> _Extracted entries_:
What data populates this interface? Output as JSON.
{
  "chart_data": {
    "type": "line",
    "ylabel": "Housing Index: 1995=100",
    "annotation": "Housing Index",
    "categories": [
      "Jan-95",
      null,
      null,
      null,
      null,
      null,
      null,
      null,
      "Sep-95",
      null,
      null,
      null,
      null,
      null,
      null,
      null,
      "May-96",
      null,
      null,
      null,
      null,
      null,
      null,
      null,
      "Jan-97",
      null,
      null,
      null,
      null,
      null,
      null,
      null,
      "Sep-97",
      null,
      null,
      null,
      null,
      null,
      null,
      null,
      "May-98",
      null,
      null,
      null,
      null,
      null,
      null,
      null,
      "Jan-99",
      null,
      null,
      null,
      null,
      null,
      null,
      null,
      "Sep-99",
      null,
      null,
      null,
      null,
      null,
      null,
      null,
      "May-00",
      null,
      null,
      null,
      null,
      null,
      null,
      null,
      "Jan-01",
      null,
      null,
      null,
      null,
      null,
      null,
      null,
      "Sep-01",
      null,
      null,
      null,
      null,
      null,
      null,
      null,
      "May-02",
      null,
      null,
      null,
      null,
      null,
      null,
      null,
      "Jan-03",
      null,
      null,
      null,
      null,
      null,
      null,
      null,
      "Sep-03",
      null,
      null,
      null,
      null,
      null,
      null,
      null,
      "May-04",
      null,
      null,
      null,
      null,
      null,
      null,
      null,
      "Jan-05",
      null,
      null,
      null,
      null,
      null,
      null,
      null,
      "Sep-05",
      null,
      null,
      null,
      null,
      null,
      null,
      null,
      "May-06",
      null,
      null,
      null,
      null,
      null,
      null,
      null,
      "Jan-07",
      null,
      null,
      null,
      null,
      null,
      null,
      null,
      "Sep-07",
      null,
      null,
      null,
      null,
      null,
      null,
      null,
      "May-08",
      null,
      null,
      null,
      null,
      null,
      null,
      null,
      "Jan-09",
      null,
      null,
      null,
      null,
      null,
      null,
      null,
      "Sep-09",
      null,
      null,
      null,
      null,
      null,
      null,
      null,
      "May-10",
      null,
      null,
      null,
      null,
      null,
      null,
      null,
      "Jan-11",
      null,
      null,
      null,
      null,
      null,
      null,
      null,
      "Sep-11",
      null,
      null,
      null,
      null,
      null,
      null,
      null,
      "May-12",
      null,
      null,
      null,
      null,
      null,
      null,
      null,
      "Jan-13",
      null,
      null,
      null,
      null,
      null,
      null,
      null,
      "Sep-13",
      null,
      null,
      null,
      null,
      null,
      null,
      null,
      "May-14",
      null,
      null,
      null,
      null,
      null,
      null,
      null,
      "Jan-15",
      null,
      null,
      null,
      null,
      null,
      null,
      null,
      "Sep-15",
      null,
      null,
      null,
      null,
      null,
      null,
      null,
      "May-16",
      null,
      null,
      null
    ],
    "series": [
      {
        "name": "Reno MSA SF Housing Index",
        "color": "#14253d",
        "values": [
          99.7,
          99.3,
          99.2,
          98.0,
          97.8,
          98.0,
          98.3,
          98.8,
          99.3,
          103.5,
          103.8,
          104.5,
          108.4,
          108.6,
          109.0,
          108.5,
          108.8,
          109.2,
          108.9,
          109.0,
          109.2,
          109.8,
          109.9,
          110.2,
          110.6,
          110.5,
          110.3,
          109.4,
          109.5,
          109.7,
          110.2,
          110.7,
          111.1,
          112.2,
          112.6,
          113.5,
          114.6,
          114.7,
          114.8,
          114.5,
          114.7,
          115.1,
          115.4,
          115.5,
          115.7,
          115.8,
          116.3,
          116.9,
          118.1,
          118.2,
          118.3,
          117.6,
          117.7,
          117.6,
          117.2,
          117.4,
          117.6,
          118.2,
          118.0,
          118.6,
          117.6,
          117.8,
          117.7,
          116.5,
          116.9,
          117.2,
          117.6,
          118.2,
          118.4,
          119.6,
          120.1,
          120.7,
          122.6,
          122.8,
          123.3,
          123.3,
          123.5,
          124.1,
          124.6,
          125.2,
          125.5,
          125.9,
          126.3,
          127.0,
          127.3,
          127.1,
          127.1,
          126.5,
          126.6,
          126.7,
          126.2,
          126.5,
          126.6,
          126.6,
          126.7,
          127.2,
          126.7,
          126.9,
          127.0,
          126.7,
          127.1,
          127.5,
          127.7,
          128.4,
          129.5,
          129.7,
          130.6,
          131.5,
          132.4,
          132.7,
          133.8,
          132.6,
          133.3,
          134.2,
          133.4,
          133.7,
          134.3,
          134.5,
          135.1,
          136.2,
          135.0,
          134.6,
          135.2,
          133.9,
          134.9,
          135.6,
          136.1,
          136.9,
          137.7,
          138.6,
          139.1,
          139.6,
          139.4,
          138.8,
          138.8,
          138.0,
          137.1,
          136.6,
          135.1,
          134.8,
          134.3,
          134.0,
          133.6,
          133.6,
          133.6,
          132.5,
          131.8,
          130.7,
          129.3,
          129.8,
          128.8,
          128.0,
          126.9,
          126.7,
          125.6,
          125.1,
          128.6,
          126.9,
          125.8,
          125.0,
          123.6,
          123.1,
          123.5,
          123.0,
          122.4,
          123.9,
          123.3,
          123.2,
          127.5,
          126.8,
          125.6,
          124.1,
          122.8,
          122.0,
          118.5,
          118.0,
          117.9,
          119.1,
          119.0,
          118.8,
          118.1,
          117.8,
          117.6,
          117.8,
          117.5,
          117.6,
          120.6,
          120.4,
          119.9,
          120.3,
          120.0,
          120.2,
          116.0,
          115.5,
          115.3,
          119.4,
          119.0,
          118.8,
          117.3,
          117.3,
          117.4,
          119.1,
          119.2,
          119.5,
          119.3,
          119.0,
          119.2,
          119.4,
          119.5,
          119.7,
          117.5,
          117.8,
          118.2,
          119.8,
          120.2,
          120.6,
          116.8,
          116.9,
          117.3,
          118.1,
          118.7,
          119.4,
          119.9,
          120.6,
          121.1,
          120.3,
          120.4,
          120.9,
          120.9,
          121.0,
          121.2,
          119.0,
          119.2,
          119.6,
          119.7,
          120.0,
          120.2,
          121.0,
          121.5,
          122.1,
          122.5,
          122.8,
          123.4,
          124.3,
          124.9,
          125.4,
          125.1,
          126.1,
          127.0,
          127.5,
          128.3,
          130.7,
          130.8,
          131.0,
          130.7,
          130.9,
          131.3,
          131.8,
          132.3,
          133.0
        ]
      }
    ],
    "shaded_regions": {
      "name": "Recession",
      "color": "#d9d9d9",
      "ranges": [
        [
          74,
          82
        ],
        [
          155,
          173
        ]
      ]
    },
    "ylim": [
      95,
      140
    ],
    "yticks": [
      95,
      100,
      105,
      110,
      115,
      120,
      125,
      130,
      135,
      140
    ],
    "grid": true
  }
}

> _Your instructions_: Select and copy every line from the records that includes the word "Index".

> _Result_:
    "ylabel": "Housing Index: 1995=100",
    "annotation": "Housing Index",
        "name": "Reno MSA SF Housing Index",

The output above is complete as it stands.